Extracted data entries
***
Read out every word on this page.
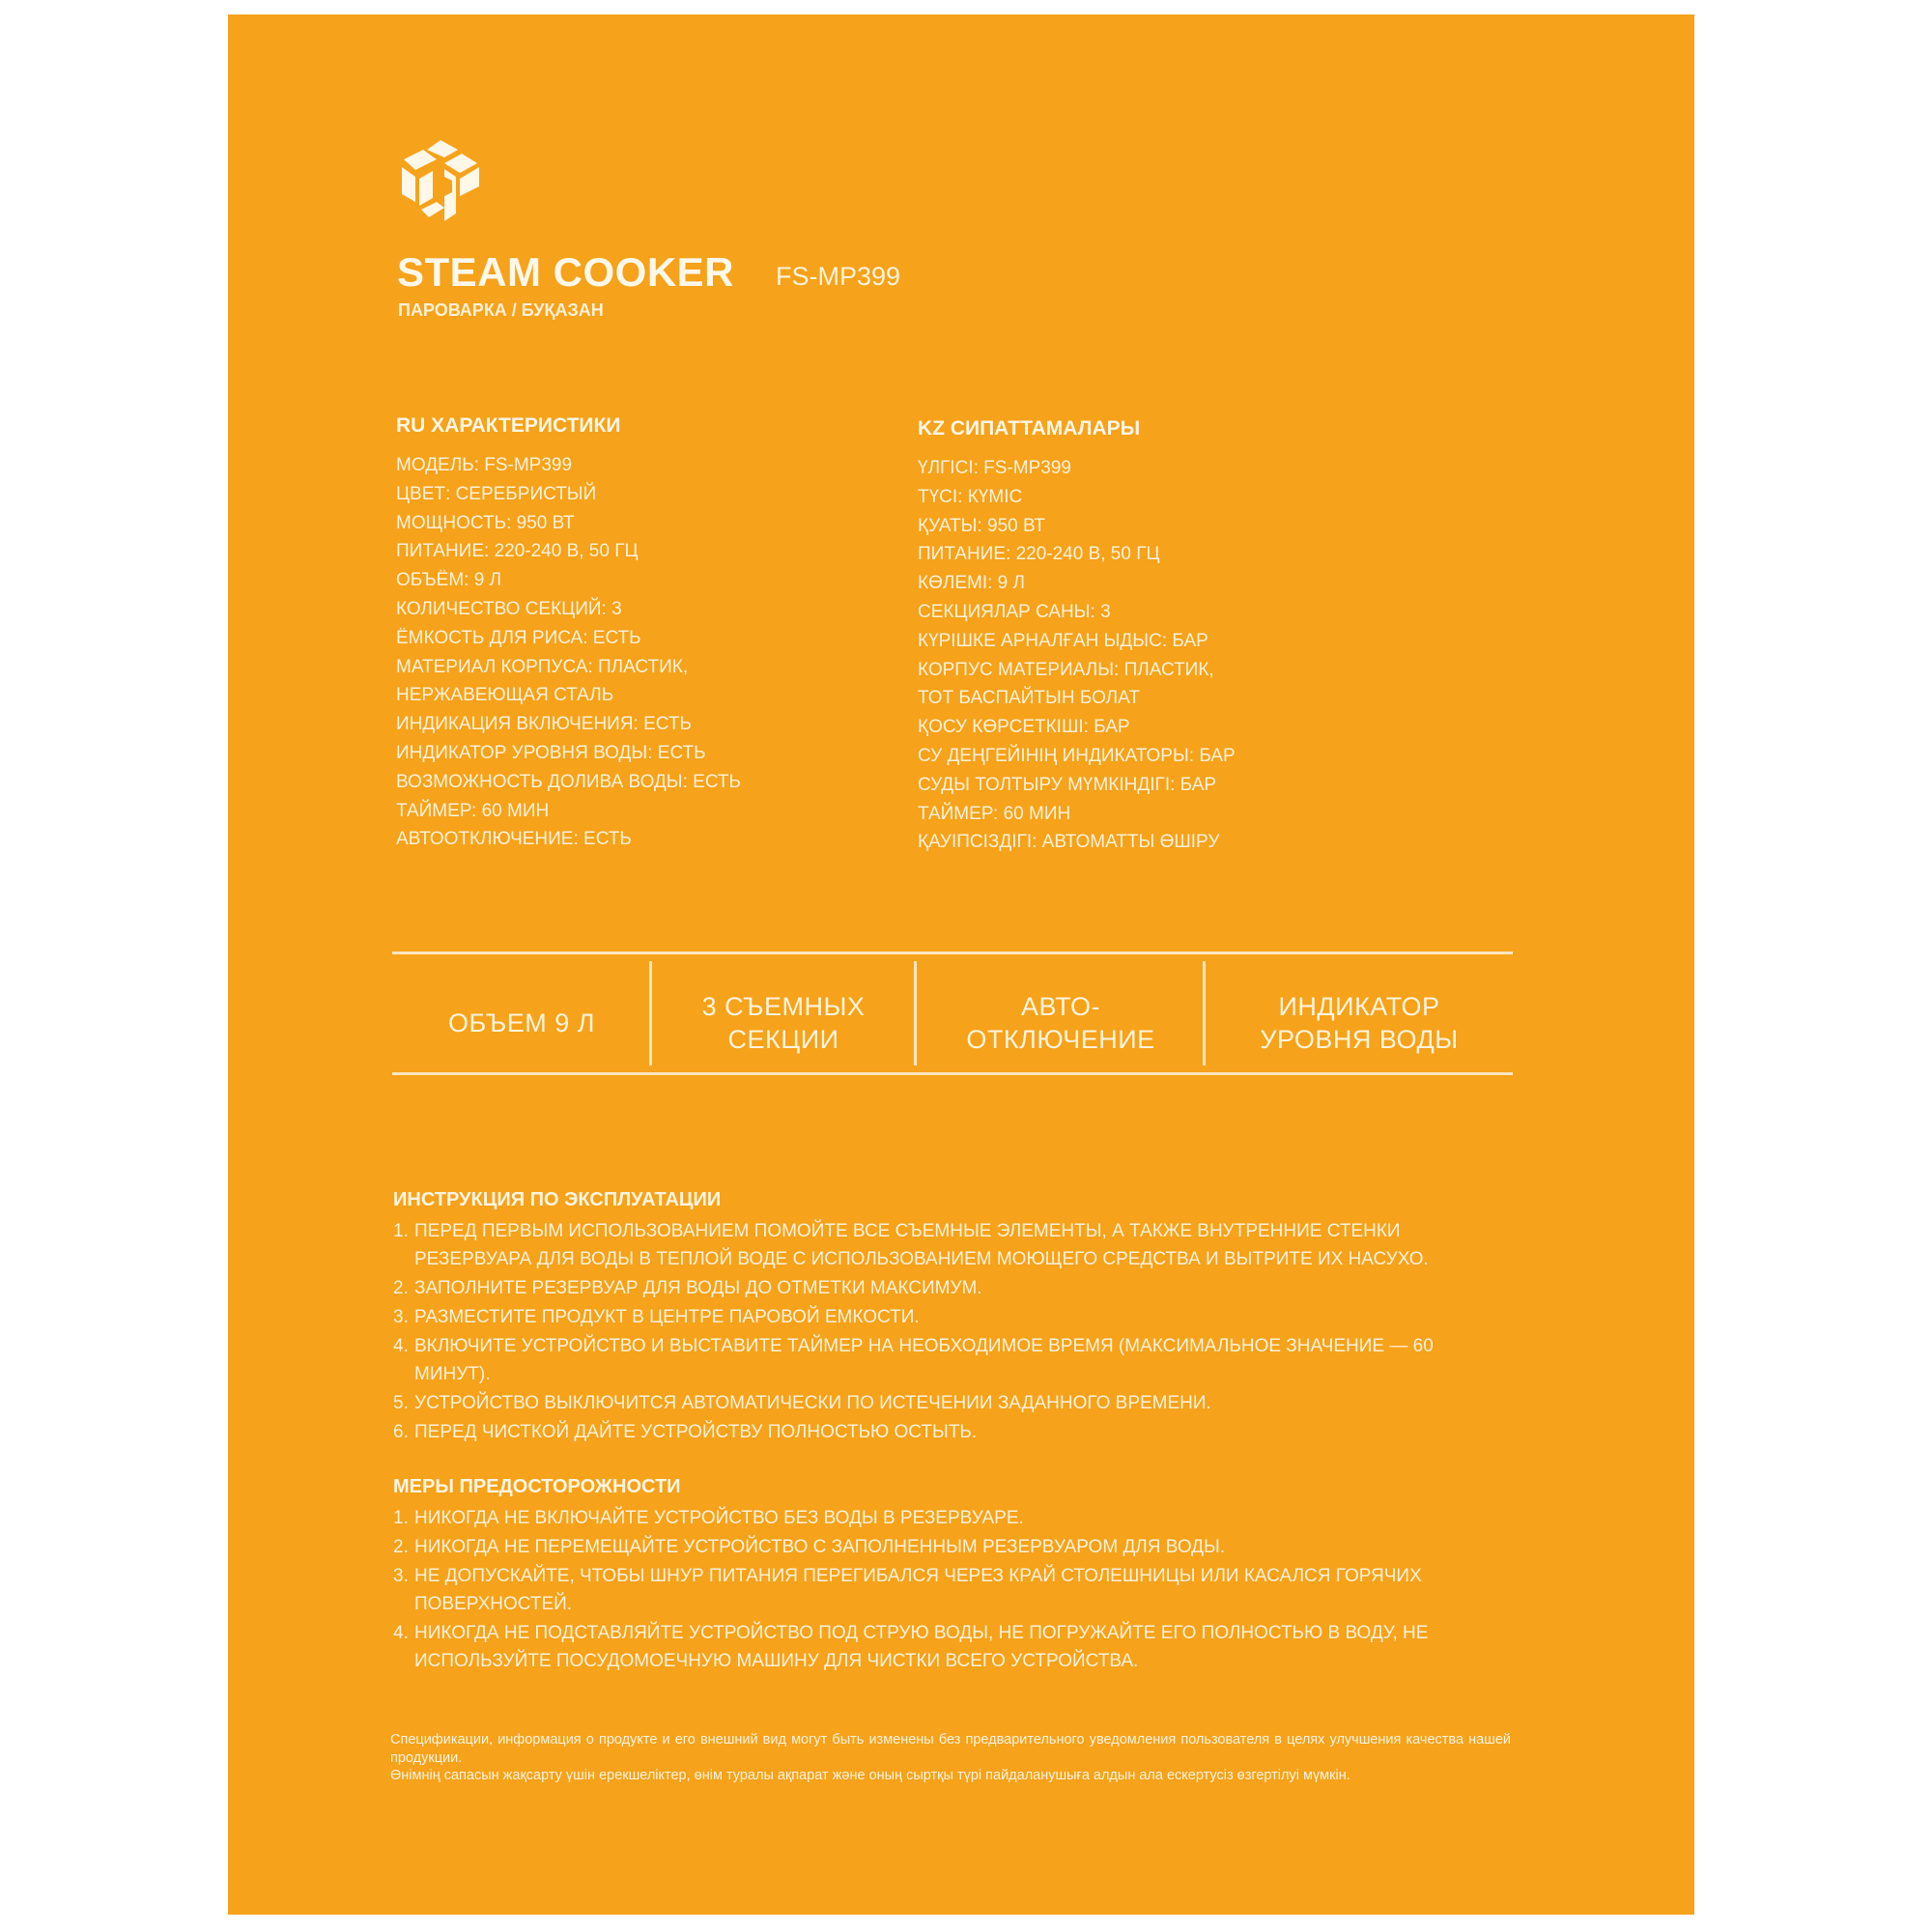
STEAM COOKER FS-MP399
ПАРОВАРКА / БУҚАЗАН
RU ХАРАКТЕРИСТИКИ
МОДЕЛЬ: FS-MP399
ЦВЕТ: СЕРЕБРИСТЫЙ
МОЩНОСТЬ: 950 ВТ
ПИТАНИЕ: 220-240 В, 50 ГЦ
ОБЪЁМ: 9 Л
КОЛИЧЕСТВО СЕКЦИЙ: 3
ЁМКОСТЬ ДЛЯ РИСА: ЕСТЬ
МАТЕРИАЛ КОРПУСА: ПЛАСТИК,
НЕРЖАВЕЮЩАЯ СТАЛЬ
ИНДИКАЦИЯ ВКЛЮЧЕНИЯ: ЕСТЬ
ИНДИКАТОР УРОВНЯ ВОДЫ: ЕСТЬ
ВОЗМОЖНОСТЬ ДОЛИВА ВОДЫ: ЕСТЬ
ТАЙМЕР: 60 МИН
АВТООТКЛЮЧЕНИЕ: ЕСТЬ
KZ СИПАТТАМАЛАРЫ
ҮЛГІСІ: FS-MP399
ТҮСІ: КҮМІС
ҚУАТЫ: 950 ВТ
ПИТАНИЕ: 220-240 В, 50 ГЦ
КӨЛЕМІ: 9 Л
СЕКЦИЯЛАР САНЫ: 3
КҮРІШКЕ АРНАЛҒАН ЫДЫС: БАР
КОРПУС МАТЕРИАЛЫ: ПЛАСТИК,
ТОТ БАСПАЙТЫН БОЛАТ
ҚОСУ КӨРСЕТКІШІ: БАР
СУ ДЕҢГЕЙІНІҢ ИНДИКАТОРЫ: БАР
СУДЫ ТОЛТЫРУ МҮМКІНДІГІ: БАР
ТАЙМЕР: 60 МИН
ҚАУІПСІЗДІГІ: АВТОМАТТЫ ӨШІРУ
ОБЪЕМ 9 Л
3 СЪЕМНЫХ
СЕКЦИИ
АВТО-
ОТКЛЮЧЕНИЕ
ИНДИКАТОР
УРОВНЯ ВОДЫ
ИНСТРУКЦИЯ ПО ЭКСПЛУАТАЦИИ
1. ПЕРЕД ПЕРВЫМ ИСПОЛЬЗОВАНИЕМ ПОМОЙТЕ ВСЕ СЪЕМНЫЕ ЭЛЕМЕНТЫ, А ТАКЖЕ ВНУТРЕННИЕ СТЕНКИ РЕЗЕРВУАРА ДЛЯ ВОДЫ В ТЕПЛОЙ ВОДЕ С ИСПОЛЬЗОВАНИЕМ МОЮЩЕГО СРЕДСТВА И ВЫТРИТЕ ИХ НАСУХО.
2. ЗАПОЛНИТЕ РЕЗЕРВУАР ДЛЯ ВОДЫ ДО ОТМЕТКИ МАКСИМУМ.
3. РАЗМЕСТИТЕ ПРОДУКТ В ЦЕНТРЕ ПАРОВОЙ ЕМКОСТИ.
4. ВКЛЮЧИТЕ УСТРОЙСТВО И ВЫСТАВИТЕ ТАЙМЕР НА НЕОБХОДИМОЕ ВРЕМЯ (МАКСИМАЛЬНОЕ ЗНАЧЕНИЕ — 60 МИНУТ).
5. УСТРОЙСТВО ВЫКЛЮЧИТСЯ АВТОМАТИЧЕСКИ ПО ИСТЕЧЕНИИ ЗАДАННОГО ВРЕМЕНИ.
6. ПЕРЕД ЧИСТКОЙ ДАЙТЕ УСТРОЙСТВУ ПОЛНОСТЬЮ ОСТЫТЬ.
МЕРЫ ПРЕДОСТОРОЖНОСТИ
1. НИКОГДА НЕ ВКЛЮЧАЙТЕ УСТРОЙСТВО БЕЗ ВОДЫ В РЕЗЕРВУАРЕ.
2. НИКОГДА НЕ ПЕРЕМЕЩАЙТЕ УСТРОЙСТВО С ЗАПОЛНЕННЫМ РЕЗЕРВУАРОМ ДЛЯ ВОДЫ.
3. НЕ ДОПУСКАЙТЕ, ЧТОБЫ ШНУР ПИТАНИЯ ПЕРЕГИБАЛСЯ ЧЕРЕЗ КРАЙ СТОЛЕШНИЦЫ ИЛИ КАСАЛСЯ ГОРЯЧИХ ПОВЕРХНОСТЕЙ.
4. НИКОГДА НЕ ПОДСТАВЛЯЙТЕ УСТРОЙСТВО ПОД СТРУЮ ВОДЫ, НЕ ПОГРУЖАЙТЕ ЕГО ПОЛНОСТЬЮ В ВОДУ, НЕ ИСПОЛЬЗУЙТЕ ПОСУДОМОЕЧНУЮ МАШИНУ ДЛЯ ЧИСТКИ ВСЕГО УСТРОЙСТВА.

Спецификации, информация о продукте и его внешний вид могут быть изменены без предварительного уведомления пользователя в целях улучшения качества нашей продукции.

Өнімнің сапасын жақсарту үшін ерекшеліктер, өнім туралы ақпарат және оның сыртқы түрі пайдаланушыға алдын ала ескертусіз өзгертілуі мүмкін.
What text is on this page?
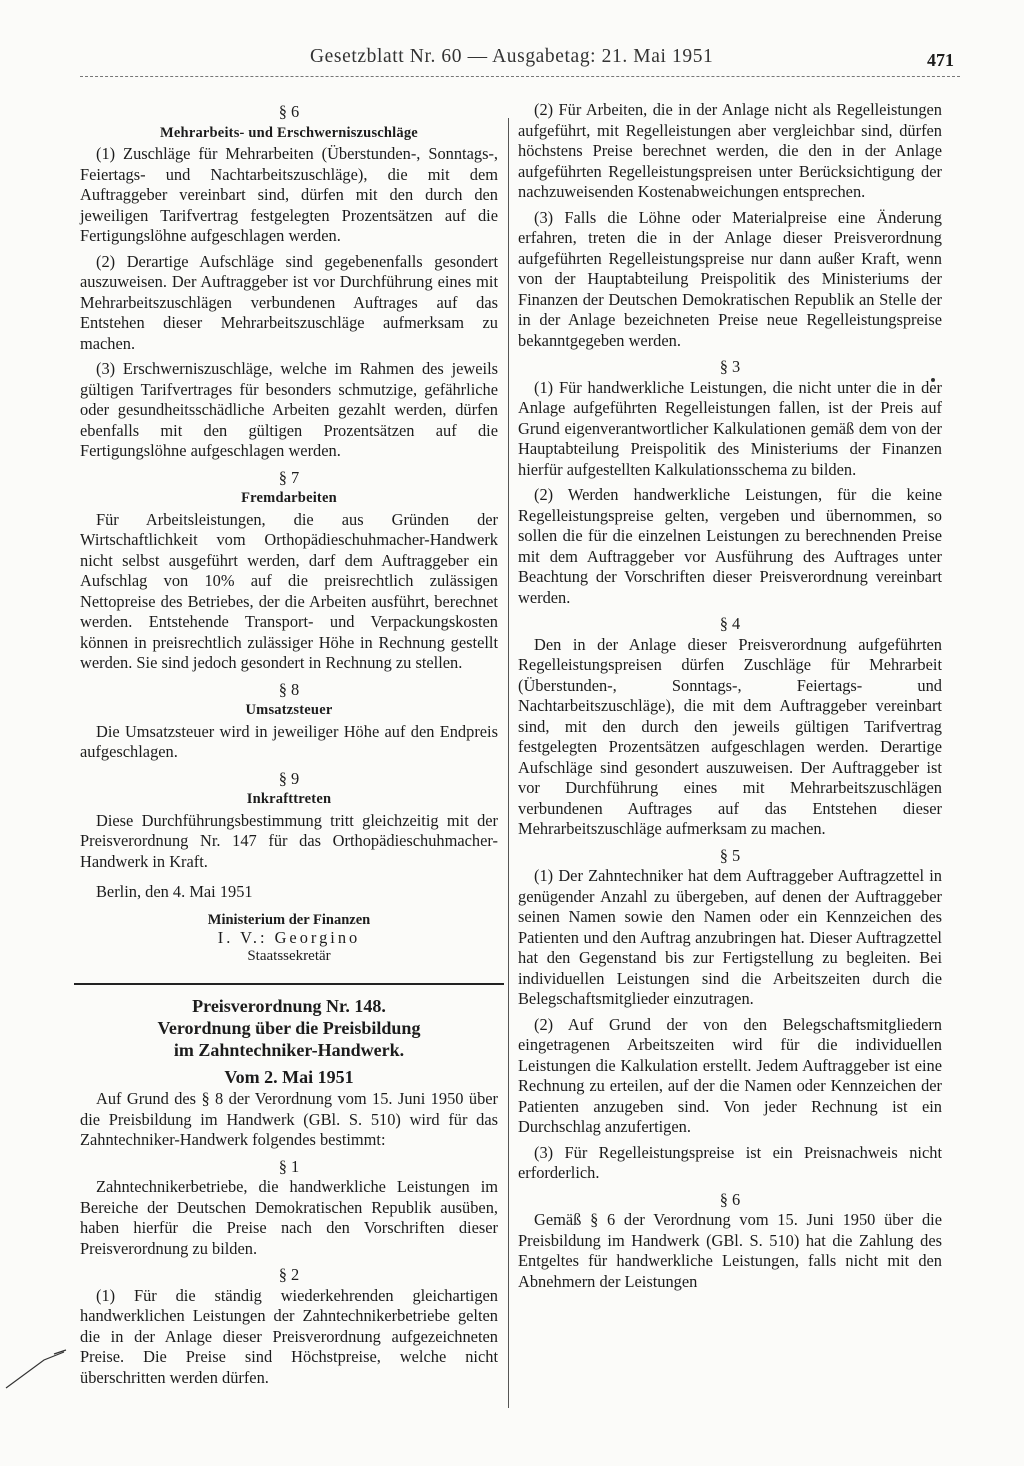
Gesetzblatt Nr. 60 — Ausgabetag: 21. Mai 1951	471
§ 6
Mehrarbeits- und Erschwerniszuschläge

(1) Zuschläge für Mehrarbeiten (Überstunden-, Sonntags-, Feiertags- und Nachtarbeitszuschläge), die mit dem Auftraggeber vereinbart sind, dürfen mit den durch den jeweiligen Tarifvertrag festgelegten Prozentsätzen auf die Fertigungslöhne aufgeschlagen werden.

(2) Derartige Aufschläge sind gegebenenfalls gesondert auszuweisen. Der Auftraggeber ist vor Durchführung eines mit Mehrarbeitszuschlägen verbundenen Auftrages auf das Entstehen dieser Mehrarbeitszuschläge aufmerksam zu machen.

(3) Erschwerniszuschläge, welche im Rahmen des jeweils gültigen Tarifvertrages für besonders schmutzige, gefährliche oder gesundheitsschädliche Arbeiten gezahlt werden, dürfen ebenfalls mit den gültigen Prozentsätzen auf die Fertigungslöhne aufgeschlagen werden.

§ 7
Fremdarbeiten

Für Arbeitsleistungen, die aus Gründen der Wirtschaftlichkeit vom Orthopädieschuhmacher-Handwerk nicht selbst ausgeführt werden, darf dem Auftraggeber ein Aufschlag von 10% auf die preisrechtlich zulässigen Nettopreise des Betriebes, der die Arbeiten ausführt, berechnet werden. Entstehende Transport- und Verpackungskosten können in preisrechtlich zulässiger Höhe in Rechnung gestellt werden. Sie sind jedoch gesondert in Rechnung zu stellen.

§ 8
Umsatzsteuer

Die Umsatzsteuer wird in jeweiliger Höhe auf den Endpreis aufgeschlagen.

§ 9
Inkrafttreten

Diese Durchführungsbestimmung tritt gleichzeitig mit der Preisverordnung Nr. 147 für das Orthopädieschuhmacher-Handwerk in Kraft.

Berlin, den 4. Mai 1951
Ministerium der Finanzen
I. V.: Georgino
Staatssekretär
Preisverordnung Nr. 148.
Verordnung über die Preisbildung
im Zahntechniker-Handwerk.
Vom 2. Mai 1951

Auf Grund des § 8 der Verordnung vom 15. Juni 1950 über die Preisbildung im Handwerk (GBl. S. 510) wird für das Zahntechniker-Handwerk folgendes bestimmt:

§ 1

Zahntechnikerbetriebe, die handwerkliche Leistungen im Bereiche der Deutschen Demokratischen Republik ausüben, haben hierfür die Preise nach den Vorschriften dieser Preisverordnung zu bilden.

§ 2

(1) Für die ständig wiederkehrenden gleichartigen handwerklichen Leistungen der Zahntechnikerbetriebe gelten die in der Anlage dieser Preisverordnung aufgezeichneten Preise. Die Preise sind Höchstpreise, welche nicht überschritten werden dürfen.

(2) Für Arbeiten, die in der Anlage nicht als Regelleistungen aufgeführt, mit Regelleistungen aber vergleichbar sind, dürfen höchstens Preise berechnet werden, die den in der Anlage aufgeführten Regelleistungspreisen unter Berücksichtigung der nachzuweisenden Kostenabweichungen entsprechen.

(3) Falls die Löhne oder Materialpreise eine Änderung erfahren, treten die in der Anlage dieser Preisverordnung aufgeführten Regelleistungspreise nur dann außer Kraft, wenn von der Hauptabteilung Preispolitik des Ministeriums der Finanzen der Deutschen Demokratischen Republik an Stelle der in der Anlage bezeichneten Preise neue Regelleistungspreise bekanntgegeben werden.

§ 3

(1) Für handwerkliche Leistungen, die nicht unter die in der Anlage aufgeführten Regelleistungen fallen, ist der Preis auf Grund eigenverantwortlicher Kalkulationen gemäß dem von der Hauptabteilung Preispolitik des Ministeriums der Finanzen hierfür aufgestellten Kalkulationsschema zu bilden.

(2) Werden handwerkliche Leistungen, für die keine Regelleistungspreise gelten, vergeben und übernommen, so sollen die für die einzelnen Leistungen zu berechnenden Preise mit dem Auftraggeber vor Ausführung des Auftrages unter Beachtung der Vorschriften dieser Preisverordnung vereinbart werden.

§ 4

Den in der Anlage dieser Preisverordnung aufgeführten Regelleistungspreisen dürfen Zuschläge für Mehrarbeit (Überstunden-, Sonntags-, Feiertags- und Nachtarbeitszuschläge), die mit dem Auftraggeber vereinbart sind, mit den durch den jeweils gültigen Tarifvertrag festgelegten Prozentsätzen aufgeschlagen werden. Derartige Aufschläge sind gesondert auszuweisen. Der Auftraggeber ist vor Durchführung eines mit Mehrarbeitszuschlägen verbundenen Auftrages auf das Entstehen dieser Mehrarbeitszuschläge aufmerksam zu machen.

§ 5

(1) Der Zahntechniker hat dem Auftraggeber Auftragzettel in genügender Anzahl zu übergeben, auf denen der Auftraggeber seinen Namen sowie den Namen oder ein Kennzeichen des Patienten und den Auftrag anzubringen hat. Dieser Auftragzettel hat den Gegenstand bis zur Fertigstellung zu begleiten. Bei individuellen Leistungen sind die Arbeitszeiten durch die Belegschaftsmitglieder einzutragen.

(2) Auf Grund der von den Belegschaftsmitgliedern eingetragenen Arbeitszeiten wird für die individuellen Leistungen die Kalkulation erstellt. Jedem Auftraggeber ist eine Rechnung zu erteilen, auf der die Namen oder Kennzeichen der Patienten anzugeben sind. Von jeder Rechnung ist ein Durchschlag anzufertigen.

(3) Für Regelleistungspreise ist ein Preisnachweis nicht erforderlich.

§ 6

Gemäß § 6 der Verordnung vom 15. Juni 1950 über die Preisbildung im Handwerk (GBl. S. 510) hat die Zahlung des Entgeltes für handwerkliche Leistungen, falls nicht mit den Abnehmern der Leistungen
***
> _Exercise aim_:
Work through the records above line by line and count those that hold the string "ПОЛНОСТЬЮ". Give only the result.

> _In response_:
2